=== Written problem ===
Identify each line containing the word "this" and copy it.

=== Excerpted records ===
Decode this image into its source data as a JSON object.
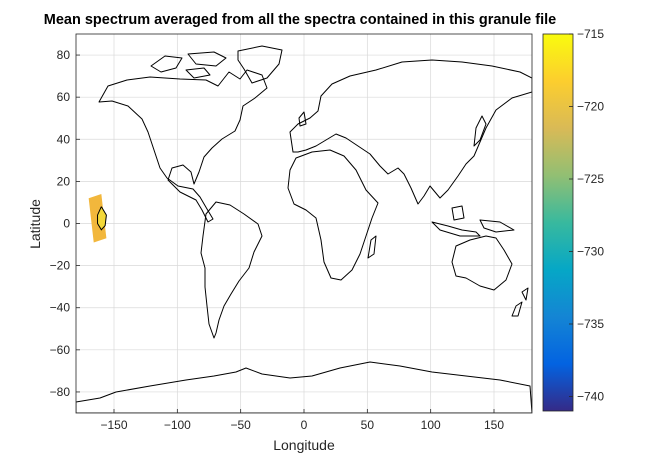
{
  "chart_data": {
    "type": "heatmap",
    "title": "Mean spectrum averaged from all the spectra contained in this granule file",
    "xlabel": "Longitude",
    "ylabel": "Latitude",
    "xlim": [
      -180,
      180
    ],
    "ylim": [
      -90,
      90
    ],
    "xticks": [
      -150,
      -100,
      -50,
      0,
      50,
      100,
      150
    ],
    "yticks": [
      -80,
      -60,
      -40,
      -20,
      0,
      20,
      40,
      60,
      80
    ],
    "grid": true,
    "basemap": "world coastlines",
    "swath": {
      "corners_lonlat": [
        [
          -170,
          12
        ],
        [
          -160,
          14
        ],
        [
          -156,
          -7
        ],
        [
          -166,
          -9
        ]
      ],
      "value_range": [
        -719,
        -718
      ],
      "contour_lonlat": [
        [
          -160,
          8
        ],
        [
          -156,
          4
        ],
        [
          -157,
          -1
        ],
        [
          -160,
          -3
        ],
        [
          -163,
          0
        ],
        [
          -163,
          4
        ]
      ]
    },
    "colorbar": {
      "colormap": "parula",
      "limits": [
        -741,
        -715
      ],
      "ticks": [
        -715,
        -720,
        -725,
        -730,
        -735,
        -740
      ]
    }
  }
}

=== Response ===
Decode this image into its source data as a JSON object.
    "title": "Mean spectrum averaged from all the spectra contained in this granule file",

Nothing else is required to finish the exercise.